RECORD LIST:

------------------------

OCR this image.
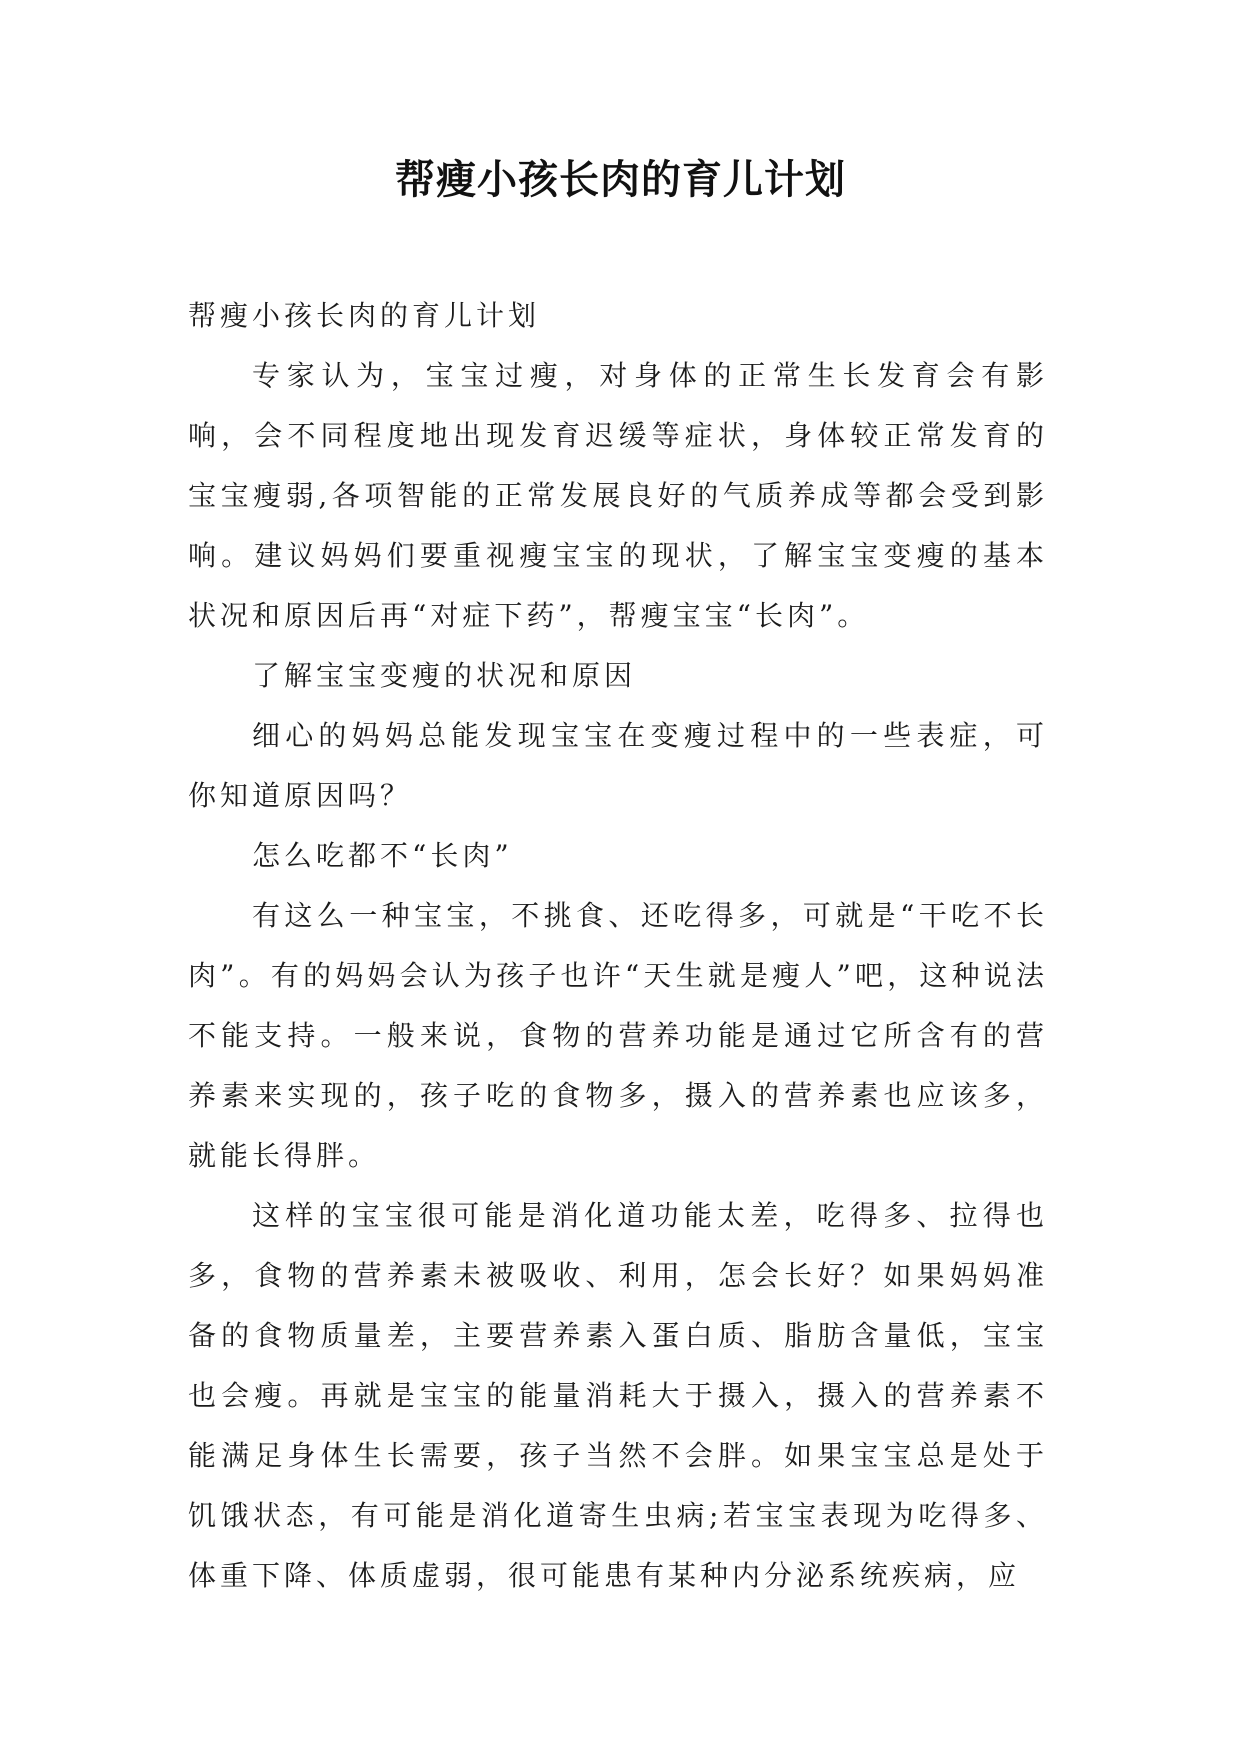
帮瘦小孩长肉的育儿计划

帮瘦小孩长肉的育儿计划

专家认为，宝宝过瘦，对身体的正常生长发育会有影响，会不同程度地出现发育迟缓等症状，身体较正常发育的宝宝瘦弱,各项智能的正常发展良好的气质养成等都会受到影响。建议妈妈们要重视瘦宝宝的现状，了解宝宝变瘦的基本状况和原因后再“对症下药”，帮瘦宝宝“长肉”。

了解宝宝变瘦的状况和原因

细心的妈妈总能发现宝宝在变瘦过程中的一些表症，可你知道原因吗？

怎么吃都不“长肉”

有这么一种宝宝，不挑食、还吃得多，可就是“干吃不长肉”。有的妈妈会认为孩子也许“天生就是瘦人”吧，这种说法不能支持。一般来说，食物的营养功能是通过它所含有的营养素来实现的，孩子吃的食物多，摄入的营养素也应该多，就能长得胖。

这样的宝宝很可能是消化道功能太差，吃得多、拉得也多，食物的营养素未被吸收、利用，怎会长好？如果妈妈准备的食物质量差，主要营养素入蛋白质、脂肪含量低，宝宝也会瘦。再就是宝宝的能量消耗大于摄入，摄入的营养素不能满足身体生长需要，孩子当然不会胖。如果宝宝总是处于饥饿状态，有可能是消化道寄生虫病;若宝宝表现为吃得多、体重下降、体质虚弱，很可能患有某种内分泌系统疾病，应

------------------------

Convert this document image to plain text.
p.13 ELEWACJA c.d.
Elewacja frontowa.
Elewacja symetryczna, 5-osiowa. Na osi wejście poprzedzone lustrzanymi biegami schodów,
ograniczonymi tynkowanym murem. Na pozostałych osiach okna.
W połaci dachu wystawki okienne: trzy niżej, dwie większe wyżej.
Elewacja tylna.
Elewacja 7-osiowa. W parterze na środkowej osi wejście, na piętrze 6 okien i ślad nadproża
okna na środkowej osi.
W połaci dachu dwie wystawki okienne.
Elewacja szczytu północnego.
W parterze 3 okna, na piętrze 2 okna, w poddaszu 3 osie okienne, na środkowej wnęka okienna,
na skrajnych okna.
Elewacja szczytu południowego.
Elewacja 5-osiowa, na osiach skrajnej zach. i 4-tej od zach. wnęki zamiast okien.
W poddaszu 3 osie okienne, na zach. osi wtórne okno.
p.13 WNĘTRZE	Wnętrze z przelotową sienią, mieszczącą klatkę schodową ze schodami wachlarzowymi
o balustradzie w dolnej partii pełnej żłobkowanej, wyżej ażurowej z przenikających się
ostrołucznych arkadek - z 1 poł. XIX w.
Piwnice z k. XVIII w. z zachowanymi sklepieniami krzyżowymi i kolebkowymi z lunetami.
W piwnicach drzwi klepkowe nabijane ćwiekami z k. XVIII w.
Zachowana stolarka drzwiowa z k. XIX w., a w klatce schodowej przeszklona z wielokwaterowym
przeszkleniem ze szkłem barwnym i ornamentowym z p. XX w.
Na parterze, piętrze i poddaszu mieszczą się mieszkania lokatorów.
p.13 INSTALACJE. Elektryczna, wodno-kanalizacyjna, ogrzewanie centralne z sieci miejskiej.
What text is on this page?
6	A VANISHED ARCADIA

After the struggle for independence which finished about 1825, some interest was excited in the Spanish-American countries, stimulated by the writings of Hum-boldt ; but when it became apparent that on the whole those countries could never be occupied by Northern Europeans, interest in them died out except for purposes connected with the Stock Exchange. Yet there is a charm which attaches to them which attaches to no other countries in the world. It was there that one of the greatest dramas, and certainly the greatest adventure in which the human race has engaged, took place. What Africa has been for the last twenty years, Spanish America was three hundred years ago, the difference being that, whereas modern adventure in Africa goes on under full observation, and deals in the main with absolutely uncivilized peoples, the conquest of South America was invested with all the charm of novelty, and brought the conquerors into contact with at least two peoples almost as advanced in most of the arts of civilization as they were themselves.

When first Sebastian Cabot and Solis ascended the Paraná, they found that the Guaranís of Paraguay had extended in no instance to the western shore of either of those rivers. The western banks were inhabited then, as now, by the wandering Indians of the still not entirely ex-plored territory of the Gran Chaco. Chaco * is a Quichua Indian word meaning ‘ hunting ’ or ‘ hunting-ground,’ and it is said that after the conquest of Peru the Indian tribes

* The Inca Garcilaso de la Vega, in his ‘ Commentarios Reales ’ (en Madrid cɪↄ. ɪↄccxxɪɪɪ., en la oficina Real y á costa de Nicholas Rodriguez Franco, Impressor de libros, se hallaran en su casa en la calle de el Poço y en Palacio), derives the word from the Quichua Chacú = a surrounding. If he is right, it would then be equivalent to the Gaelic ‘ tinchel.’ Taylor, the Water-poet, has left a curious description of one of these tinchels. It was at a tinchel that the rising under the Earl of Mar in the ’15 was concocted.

------------------------

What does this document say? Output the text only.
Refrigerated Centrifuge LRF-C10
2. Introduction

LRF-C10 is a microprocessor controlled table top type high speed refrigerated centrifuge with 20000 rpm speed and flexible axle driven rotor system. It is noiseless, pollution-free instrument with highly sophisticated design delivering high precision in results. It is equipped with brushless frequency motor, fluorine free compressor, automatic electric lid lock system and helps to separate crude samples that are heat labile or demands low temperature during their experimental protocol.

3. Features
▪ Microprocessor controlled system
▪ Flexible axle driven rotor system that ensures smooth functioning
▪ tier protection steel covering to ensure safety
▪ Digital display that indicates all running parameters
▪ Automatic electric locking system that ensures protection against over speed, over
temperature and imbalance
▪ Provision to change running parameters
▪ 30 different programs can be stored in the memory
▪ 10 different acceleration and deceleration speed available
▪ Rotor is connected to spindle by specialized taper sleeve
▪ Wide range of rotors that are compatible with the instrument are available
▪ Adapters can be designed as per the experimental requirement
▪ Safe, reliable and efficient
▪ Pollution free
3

------------------------

TASK TO COMPLETE: Gather each line of the listing containing the word "osie" and show it.

OUTPUT:
W parterze 3 okna, na piętrze 2 okna, w poddaszu 3 osie okienne, na środkowej wnęka okienna,
W poddaszu 3 osie okienne, na zach. osi wtórne okno.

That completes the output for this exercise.